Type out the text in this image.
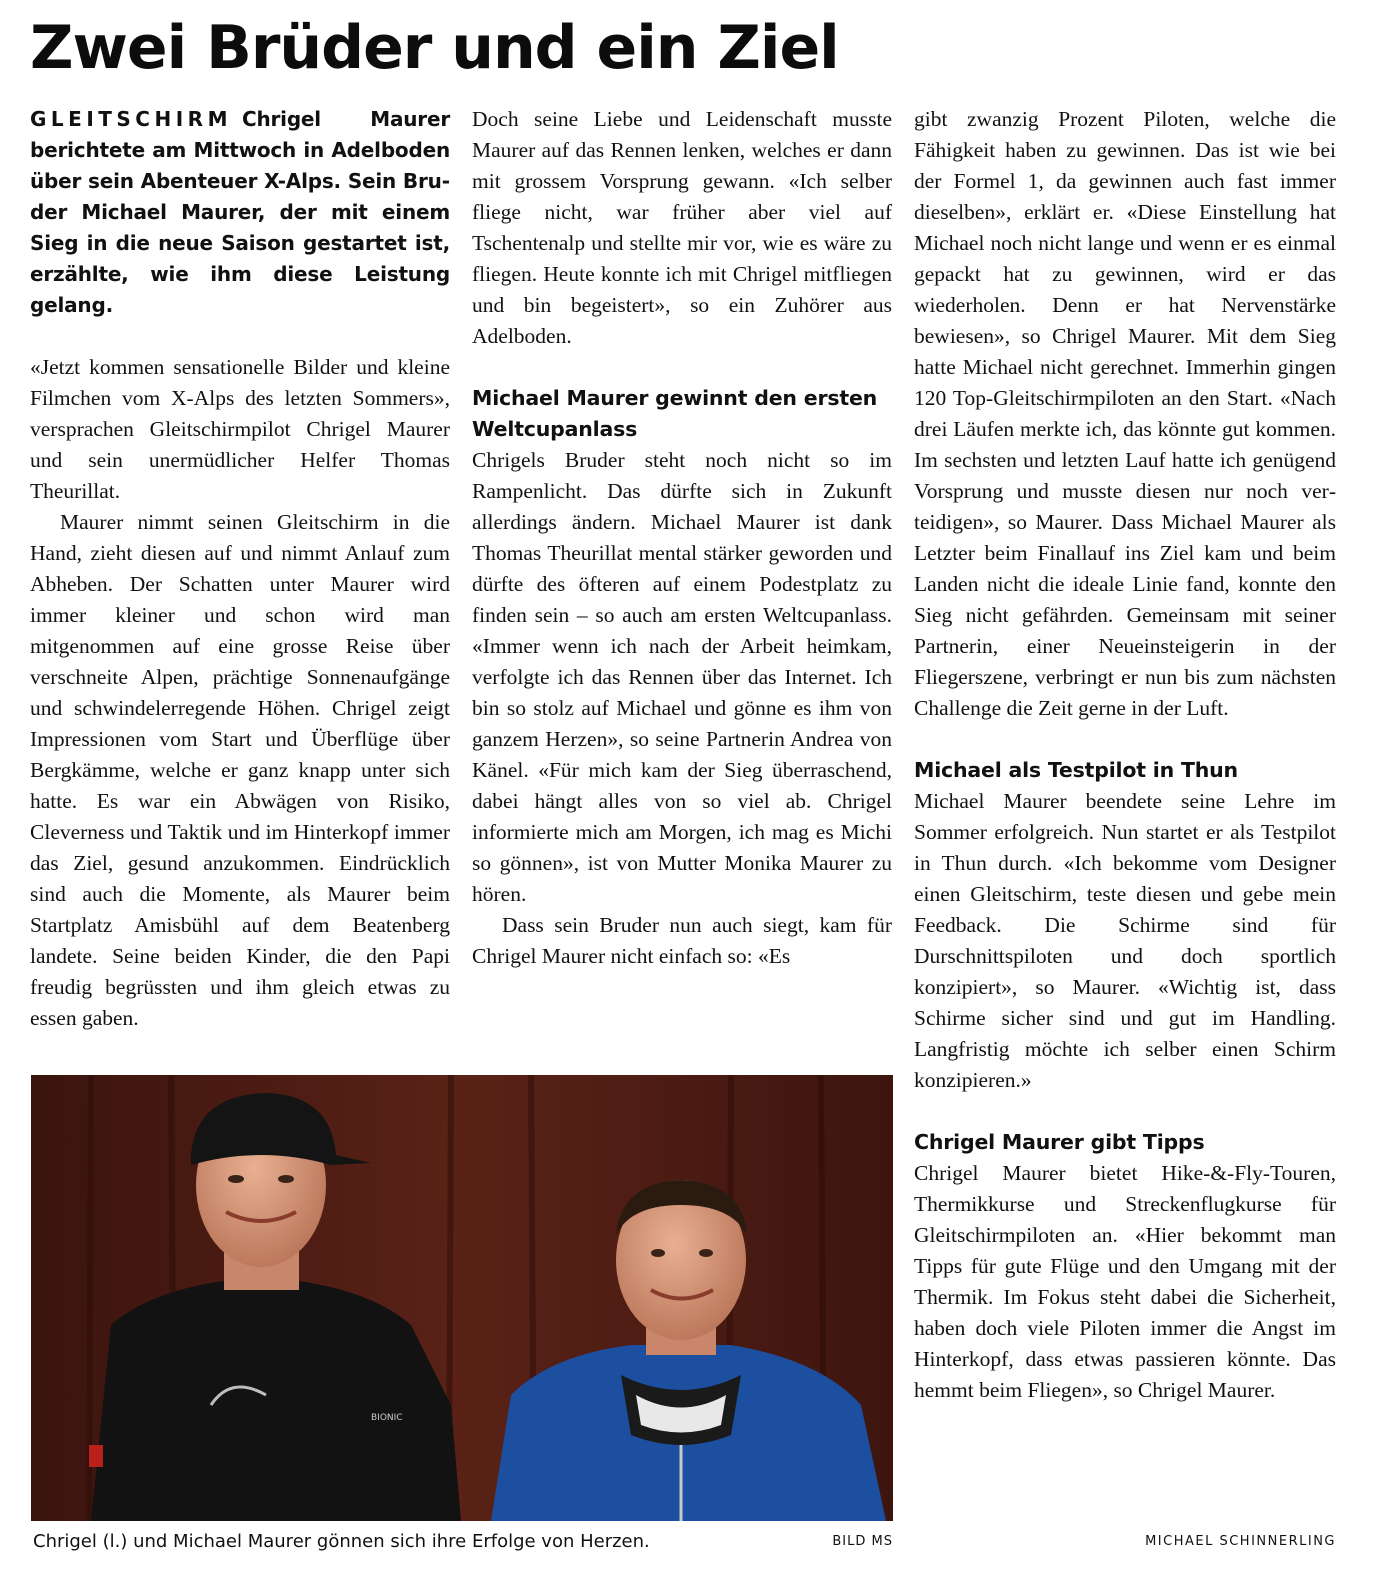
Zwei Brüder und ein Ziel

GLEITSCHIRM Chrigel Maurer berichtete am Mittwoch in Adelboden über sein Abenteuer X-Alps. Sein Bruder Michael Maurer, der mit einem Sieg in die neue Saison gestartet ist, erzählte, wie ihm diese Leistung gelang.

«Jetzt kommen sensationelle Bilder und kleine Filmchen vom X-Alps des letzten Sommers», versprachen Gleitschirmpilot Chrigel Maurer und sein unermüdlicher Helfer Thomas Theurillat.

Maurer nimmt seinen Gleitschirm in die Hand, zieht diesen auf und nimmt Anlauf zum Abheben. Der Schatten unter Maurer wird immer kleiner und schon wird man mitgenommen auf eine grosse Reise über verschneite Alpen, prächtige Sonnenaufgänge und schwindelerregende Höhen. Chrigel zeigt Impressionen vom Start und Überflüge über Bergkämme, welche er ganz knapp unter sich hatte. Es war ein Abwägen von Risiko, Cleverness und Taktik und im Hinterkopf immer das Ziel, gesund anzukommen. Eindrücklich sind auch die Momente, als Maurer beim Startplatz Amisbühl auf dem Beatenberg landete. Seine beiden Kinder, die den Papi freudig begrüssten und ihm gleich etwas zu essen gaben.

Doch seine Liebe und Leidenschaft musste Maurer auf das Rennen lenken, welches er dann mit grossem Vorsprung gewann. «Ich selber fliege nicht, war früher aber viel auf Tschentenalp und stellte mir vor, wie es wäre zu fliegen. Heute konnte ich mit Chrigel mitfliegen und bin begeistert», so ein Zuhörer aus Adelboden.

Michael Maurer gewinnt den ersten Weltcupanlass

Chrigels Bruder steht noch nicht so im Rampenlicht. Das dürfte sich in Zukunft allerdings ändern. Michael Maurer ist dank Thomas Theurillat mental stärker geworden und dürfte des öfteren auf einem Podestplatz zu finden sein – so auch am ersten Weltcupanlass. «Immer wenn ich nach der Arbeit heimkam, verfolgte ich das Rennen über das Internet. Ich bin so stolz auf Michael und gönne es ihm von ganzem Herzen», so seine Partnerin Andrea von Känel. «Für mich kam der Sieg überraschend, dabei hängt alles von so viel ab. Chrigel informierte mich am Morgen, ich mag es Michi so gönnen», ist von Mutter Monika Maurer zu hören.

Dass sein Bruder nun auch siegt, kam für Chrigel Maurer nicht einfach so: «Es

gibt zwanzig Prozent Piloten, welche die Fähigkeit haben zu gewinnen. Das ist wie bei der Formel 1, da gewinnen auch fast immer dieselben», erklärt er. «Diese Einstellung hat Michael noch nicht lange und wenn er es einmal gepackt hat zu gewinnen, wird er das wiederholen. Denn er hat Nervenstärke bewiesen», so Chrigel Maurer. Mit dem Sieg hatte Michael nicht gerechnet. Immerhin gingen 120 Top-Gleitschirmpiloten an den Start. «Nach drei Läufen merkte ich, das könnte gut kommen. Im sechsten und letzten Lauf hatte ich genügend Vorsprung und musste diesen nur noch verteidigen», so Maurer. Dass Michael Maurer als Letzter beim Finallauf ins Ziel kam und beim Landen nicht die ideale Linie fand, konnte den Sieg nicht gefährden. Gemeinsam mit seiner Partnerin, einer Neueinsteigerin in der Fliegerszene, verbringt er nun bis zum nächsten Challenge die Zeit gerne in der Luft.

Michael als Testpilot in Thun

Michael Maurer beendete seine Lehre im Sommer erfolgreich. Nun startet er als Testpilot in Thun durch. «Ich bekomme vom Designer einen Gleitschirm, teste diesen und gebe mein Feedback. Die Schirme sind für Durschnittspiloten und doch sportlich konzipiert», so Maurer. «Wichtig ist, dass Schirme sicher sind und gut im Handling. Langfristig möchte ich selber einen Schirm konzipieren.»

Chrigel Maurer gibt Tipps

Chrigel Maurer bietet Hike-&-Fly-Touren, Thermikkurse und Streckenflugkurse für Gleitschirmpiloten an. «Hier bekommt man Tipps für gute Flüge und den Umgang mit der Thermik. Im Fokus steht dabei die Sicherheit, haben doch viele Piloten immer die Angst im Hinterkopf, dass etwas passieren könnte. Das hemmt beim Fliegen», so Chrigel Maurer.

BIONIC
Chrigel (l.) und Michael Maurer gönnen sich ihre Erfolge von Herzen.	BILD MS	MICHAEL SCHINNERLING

= = = = = = =

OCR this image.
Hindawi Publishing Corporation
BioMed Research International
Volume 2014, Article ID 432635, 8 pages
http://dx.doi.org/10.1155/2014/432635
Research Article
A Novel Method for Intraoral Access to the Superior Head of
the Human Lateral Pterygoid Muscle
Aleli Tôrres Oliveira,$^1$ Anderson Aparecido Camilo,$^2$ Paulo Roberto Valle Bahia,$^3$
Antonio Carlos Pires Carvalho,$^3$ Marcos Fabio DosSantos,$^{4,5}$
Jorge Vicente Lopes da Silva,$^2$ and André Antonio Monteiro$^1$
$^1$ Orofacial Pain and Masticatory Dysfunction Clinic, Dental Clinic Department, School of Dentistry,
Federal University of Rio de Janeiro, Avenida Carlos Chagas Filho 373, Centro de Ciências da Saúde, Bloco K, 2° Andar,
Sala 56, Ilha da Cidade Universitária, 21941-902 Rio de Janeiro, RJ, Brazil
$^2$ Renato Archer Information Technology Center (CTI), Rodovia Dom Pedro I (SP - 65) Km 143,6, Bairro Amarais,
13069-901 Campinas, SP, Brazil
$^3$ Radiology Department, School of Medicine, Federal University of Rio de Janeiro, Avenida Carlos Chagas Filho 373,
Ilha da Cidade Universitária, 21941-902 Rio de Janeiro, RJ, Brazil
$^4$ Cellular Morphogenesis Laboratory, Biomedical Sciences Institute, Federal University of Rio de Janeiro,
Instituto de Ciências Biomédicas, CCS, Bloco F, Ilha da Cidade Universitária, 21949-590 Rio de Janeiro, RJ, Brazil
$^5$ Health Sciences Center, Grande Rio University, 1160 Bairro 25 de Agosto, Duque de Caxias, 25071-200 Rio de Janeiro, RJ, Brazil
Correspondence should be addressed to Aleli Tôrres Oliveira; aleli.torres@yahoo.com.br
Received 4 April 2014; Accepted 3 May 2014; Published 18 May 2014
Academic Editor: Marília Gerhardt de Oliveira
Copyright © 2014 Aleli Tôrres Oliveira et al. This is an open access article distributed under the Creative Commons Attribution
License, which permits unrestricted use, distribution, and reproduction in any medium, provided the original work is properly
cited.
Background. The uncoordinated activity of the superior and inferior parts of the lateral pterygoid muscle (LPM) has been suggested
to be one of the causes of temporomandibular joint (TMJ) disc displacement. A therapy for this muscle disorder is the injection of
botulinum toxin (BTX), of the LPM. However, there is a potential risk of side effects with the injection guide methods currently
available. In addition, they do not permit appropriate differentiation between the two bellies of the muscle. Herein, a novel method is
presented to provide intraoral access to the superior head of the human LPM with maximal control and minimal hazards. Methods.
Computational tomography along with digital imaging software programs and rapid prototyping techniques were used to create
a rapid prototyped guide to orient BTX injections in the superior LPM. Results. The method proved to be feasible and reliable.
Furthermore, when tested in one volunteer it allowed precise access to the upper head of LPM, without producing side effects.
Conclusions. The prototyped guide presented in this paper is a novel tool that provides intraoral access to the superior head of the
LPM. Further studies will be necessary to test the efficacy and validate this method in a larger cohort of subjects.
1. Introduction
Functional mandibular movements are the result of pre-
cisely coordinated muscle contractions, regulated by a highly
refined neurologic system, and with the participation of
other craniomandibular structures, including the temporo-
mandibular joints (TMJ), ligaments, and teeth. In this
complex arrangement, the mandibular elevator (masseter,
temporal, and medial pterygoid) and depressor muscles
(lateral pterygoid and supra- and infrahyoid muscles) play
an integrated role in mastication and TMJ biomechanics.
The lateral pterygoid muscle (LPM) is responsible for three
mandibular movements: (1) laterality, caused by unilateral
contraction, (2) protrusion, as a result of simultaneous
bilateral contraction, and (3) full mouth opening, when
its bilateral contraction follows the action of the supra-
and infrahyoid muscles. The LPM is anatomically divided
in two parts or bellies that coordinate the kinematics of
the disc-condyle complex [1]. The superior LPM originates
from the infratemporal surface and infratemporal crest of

= = = = = = =

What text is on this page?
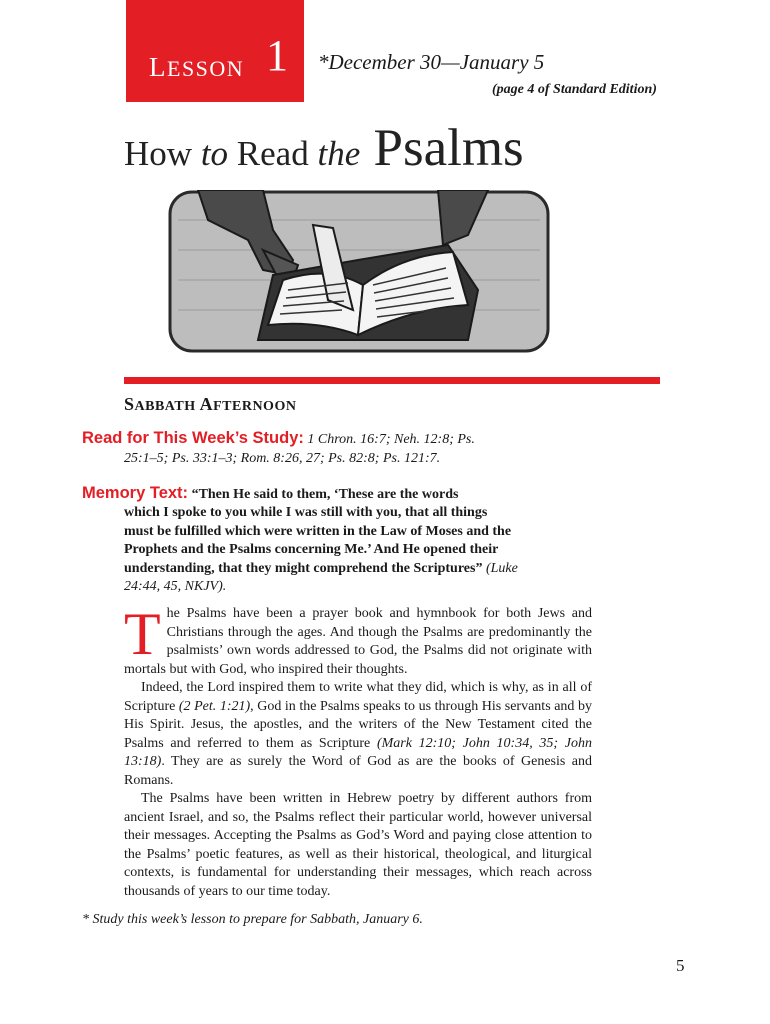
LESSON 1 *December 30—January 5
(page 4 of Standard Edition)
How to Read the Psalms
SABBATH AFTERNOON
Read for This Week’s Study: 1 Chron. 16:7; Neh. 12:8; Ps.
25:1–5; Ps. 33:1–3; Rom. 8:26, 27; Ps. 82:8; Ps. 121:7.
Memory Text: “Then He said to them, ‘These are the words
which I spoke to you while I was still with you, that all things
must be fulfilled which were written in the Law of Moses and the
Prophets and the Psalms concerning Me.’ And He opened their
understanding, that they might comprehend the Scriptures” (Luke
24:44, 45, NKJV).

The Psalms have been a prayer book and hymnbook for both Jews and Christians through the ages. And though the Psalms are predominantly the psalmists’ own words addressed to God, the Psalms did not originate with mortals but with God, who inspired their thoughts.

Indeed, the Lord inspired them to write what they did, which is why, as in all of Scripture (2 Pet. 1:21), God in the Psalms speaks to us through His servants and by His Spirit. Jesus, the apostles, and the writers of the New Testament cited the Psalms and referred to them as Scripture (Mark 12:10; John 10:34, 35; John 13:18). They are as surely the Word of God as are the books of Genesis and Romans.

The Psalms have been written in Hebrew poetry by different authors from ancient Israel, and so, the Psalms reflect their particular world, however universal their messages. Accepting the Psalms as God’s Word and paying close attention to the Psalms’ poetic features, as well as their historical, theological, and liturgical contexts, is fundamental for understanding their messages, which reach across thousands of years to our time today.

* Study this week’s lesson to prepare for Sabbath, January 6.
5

= = = = = = =

YOUR TASK:
Could you copy each line of the material that holds "Brazil"?

RESULT OF THE TASK:
Sala 56, Ilha da Cidade Universitária, 21941-902 Rio de Janeiro, RJ, Brazil
13069-901 Campinas, SP, Brazil
Ilha da Cidade Universitária, 21941-902 Rio de Janeiro, RJ, Brazil
Instituto de Ciências Biomédicas, CCS, Bloco F, Ilha da Cidade Universitária, 21949-590 Rio de Janeiro, RJ, Brazil
$^5$ Health Sciences Center, Grande Rio University, 1160 Bairro 25 de Agosto, Duque de Caxias, 25071-200 Rio de Janeiro, RJ, Brazil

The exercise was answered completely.